▶ [DATASET RECORDS]

____

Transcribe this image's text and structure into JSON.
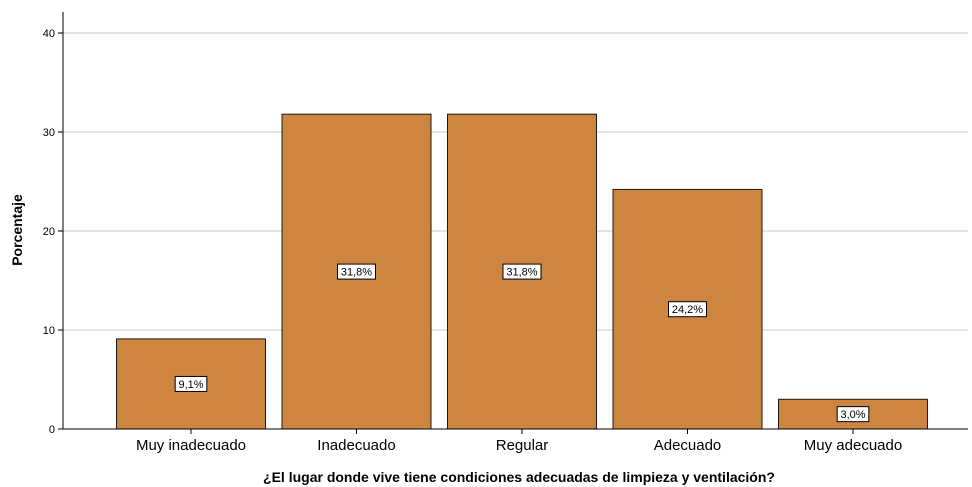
{
  "chart_data": {
    "type": "bar",
    "categories": [
      "Muy inadecuado",
      "Inadecuado",
      "Regular",
      "Adecuado",
      "Muy adecuado"
    ],
    "values": [
      9.1,
      31.8,
      31.8,
      24.2,
      3.0
    ],
    "data_labels": [
      "9,1%",
      "31,8%",
      "31,8%",
      "24,2%",
      "3,0%"
    ],
    "xlabel": "¿El lugar donde vive tiene condiciones adecuadas de limpieza y ventilación?",
    "ylabel": "Porcentaje",
    "ylim": [
      0,
      40
    ],
    "yticks": [
      0,
      10,
      20,
      30,
      40
    ],
    "grid": true,
    "bar_color": "#cd853f"
  }
}
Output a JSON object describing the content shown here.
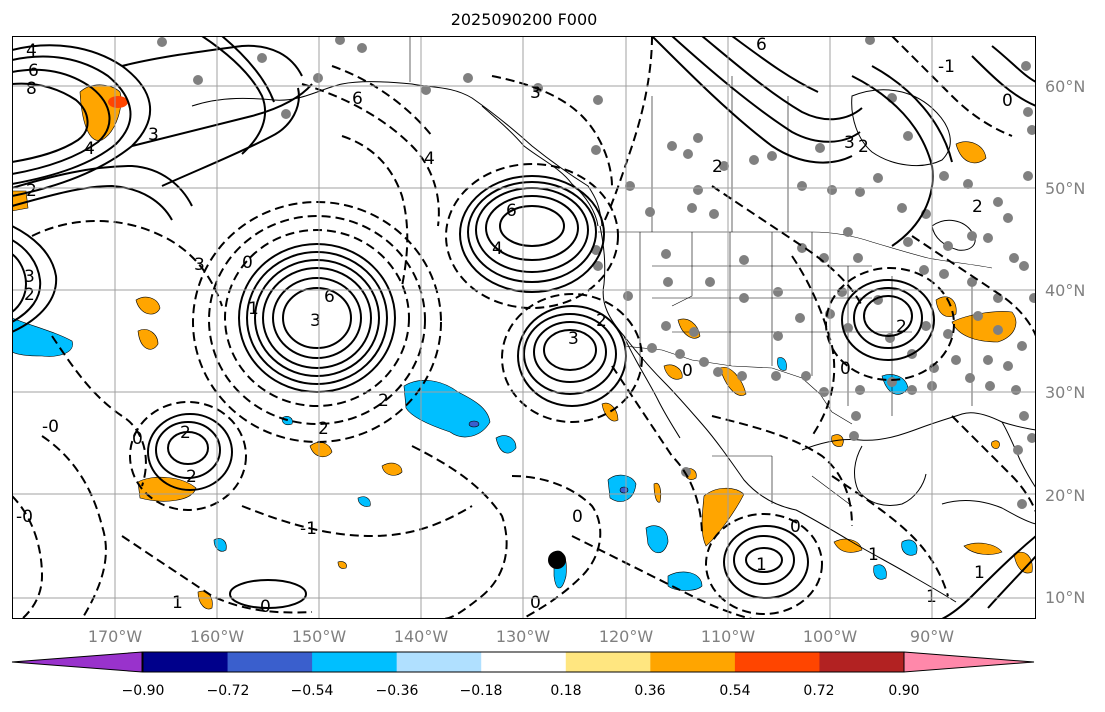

____

Quote the data above in full and without alteration; skip the pictures.

Transcribe this image's text and structure into JSON.
{
  "chart_data": {
    "type": "bar",
    "categories": [
      "Muy inadecuado",
      "Inadecuado",
      "Regular",
      "Adecuado",
      "Muy adecuado"
    ],
    "values": [
      9.1,
      31.8,
      31.8,
      24.2,
      3.0
    ],
    "data_labels": [
      "9,1%",
      "31,8%",
      "31,8%",
      "24,2%",
      "3,0%"
    ],
    "xlabel": "¿El lugar donde vive tiene condiciones adecuadas de limpieza y ventilación?",
    "ylabel": "Porcentaje",
    "ylim": [
      0,
      40
    ],
    "yticks": [
      0,
      10,
      20,
      30,
      40
    ],
    "grid": true,
    "bar_color": "#cd853f"
  }
}
Output a JSON object describing the content shown here.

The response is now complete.